SOURCE EXTRACT:
****

# Benchmarking
ferryllm includes a benchmark-style load tester similar to `redis-benchmark`.
It is meant to measure your own server, machine, and deployment settings without spending real provider tokens.
## Start A Mock Upstream
```bash
MOCK_DELAY_MS=20 cargo run --example mock_openai_upstream --features http
```
The mock listens on `127.0.0.1:4010` and returns a small OpenAI-compatible chat response.
## Start ferryllm
In another shell:
```bash
export MOCK_OPENAI_API_KEY=dummy
cargo run --bin ferryllm -- serve --config examples/config/mock-openai.toml
```
This starts ferryllm on `127.0.0.1:3000` and routes all models to the mock upstream.
## Run The Benchmark Tool
The Rust benchmark example is the main tool for load testing:
```bash
cargo run --release --example load_test --features http -- \
--preset mock-anthropic \
--requests 10000 \
--concurrency 512
```
Useful flags:
- `--preset mock-anthropic|mock-openai|anthropic-messages|openai-chat`
- `--protocol anthropic|openai`
- `--url`
- `--model`
- `--prompt`
- `--max-tokens`
- `--requests`
- `--concurrency`
- `--timeout`
- `--bearer`
Examples:
```bash
cargo run --release --example load_test --features http -- --protocol anthropic --requests 1000 --concurrency 128
cargo run --release --example load_test --features http -- --preset mock-openai --requests 1000 --concurrency 128
cargo run --release --example load_test --features http -- --protocol openai --url http://127.0.0.1:3000/v1/chat/completions --requests 1000 --concurrency 128
cargo run --release --example load_test --features http -- --requests 5000 --concurrency 512 --timeout 20
```
The benchmark prints JSON-like output with:
- `requests_per_second`
- status code counts
- error count
- latency min/mean/p50/p95/p99/max
## Notes
- Do not use the benchmark against paid providers unless you intentionally want to spend tokens.
- Increase `MOCK_DELAY_MS` to simulate slower upstreams.
- Use `max_concurrent_requests` and `rate_limit_per_minute` in the config to validate `429` behavior.
- For public deployments, run this on hardware close to the real deployment target.

****

Structured page parsing data:
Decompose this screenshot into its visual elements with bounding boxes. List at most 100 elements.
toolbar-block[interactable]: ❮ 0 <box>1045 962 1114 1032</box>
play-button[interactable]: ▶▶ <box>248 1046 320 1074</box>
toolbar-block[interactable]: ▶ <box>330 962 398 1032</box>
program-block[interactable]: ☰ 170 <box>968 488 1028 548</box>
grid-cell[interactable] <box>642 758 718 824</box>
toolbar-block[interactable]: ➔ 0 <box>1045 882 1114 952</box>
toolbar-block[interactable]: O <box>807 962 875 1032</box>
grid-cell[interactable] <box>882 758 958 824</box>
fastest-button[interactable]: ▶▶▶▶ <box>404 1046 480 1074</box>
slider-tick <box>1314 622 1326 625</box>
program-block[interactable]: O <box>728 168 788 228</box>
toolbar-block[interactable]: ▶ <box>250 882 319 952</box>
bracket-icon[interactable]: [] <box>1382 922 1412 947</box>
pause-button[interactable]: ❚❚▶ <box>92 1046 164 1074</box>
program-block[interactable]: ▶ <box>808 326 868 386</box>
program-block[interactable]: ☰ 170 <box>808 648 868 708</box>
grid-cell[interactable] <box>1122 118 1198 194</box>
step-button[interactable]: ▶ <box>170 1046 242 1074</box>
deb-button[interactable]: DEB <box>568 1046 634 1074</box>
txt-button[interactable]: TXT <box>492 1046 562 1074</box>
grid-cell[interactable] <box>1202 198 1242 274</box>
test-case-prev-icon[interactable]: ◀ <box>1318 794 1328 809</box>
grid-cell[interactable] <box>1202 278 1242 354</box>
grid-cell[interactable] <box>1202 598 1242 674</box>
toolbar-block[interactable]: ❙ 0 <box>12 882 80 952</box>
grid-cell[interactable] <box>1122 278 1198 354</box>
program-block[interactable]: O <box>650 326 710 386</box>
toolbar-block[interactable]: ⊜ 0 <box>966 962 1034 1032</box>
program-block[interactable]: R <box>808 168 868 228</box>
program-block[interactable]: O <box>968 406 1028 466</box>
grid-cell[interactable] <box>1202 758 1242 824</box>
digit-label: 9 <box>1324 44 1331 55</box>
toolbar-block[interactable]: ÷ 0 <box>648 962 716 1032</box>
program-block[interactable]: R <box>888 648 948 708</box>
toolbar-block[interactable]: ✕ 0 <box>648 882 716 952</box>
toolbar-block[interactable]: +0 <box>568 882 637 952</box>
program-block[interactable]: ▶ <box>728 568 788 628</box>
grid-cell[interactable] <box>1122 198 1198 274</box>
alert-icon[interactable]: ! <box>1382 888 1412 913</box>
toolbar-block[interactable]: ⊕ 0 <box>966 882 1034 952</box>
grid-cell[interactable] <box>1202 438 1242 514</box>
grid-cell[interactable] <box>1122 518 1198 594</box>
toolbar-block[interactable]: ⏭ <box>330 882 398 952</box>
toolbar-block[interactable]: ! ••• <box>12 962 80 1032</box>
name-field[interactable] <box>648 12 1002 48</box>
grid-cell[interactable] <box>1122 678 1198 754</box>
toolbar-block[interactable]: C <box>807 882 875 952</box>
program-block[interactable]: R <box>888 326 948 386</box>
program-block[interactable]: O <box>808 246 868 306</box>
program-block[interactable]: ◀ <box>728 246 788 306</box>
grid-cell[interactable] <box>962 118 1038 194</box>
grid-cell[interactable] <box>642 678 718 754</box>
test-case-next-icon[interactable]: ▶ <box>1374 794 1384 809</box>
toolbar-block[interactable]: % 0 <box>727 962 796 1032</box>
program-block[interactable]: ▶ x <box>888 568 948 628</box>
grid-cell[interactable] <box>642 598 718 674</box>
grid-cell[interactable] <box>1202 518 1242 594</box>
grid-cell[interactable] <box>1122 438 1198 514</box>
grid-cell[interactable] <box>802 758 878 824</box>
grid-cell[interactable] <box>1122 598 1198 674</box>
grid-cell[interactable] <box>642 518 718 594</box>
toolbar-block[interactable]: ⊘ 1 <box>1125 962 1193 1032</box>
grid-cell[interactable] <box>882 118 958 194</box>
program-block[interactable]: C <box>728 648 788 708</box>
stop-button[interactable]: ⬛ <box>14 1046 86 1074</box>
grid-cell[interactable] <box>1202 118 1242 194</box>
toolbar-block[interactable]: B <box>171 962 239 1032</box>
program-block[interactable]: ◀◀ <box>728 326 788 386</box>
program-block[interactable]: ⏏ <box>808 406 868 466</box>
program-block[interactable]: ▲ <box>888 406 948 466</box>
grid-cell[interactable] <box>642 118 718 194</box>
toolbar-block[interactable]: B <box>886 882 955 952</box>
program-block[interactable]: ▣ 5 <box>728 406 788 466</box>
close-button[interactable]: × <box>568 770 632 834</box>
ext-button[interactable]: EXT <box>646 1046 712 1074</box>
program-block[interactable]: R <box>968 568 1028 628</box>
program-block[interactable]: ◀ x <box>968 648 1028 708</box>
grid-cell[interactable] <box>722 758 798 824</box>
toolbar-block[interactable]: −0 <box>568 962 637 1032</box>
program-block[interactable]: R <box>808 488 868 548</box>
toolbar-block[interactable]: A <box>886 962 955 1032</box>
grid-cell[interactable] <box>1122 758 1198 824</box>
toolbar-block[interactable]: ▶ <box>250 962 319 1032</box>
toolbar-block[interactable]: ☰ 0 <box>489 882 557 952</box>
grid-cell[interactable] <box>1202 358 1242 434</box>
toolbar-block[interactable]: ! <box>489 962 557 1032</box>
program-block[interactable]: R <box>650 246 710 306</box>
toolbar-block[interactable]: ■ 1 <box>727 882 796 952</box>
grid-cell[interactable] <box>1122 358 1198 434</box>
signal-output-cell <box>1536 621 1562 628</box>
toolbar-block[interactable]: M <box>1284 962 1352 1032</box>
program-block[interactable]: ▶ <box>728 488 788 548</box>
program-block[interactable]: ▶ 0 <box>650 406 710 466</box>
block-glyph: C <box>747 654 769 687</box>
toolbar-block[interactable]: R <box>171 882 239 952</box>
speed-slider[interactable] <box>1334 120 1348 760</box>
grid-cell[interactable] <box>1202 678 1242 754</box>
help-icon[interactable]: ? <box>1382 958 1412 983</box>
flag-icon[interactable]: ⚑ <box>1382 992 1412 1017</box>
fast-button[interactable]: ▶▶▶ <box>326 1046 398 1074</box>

****

TASK TO CARRY OUT: In the benchmarking text, which address and port does the mock upstream listen on?

RESULT: 127.0.0.1:4010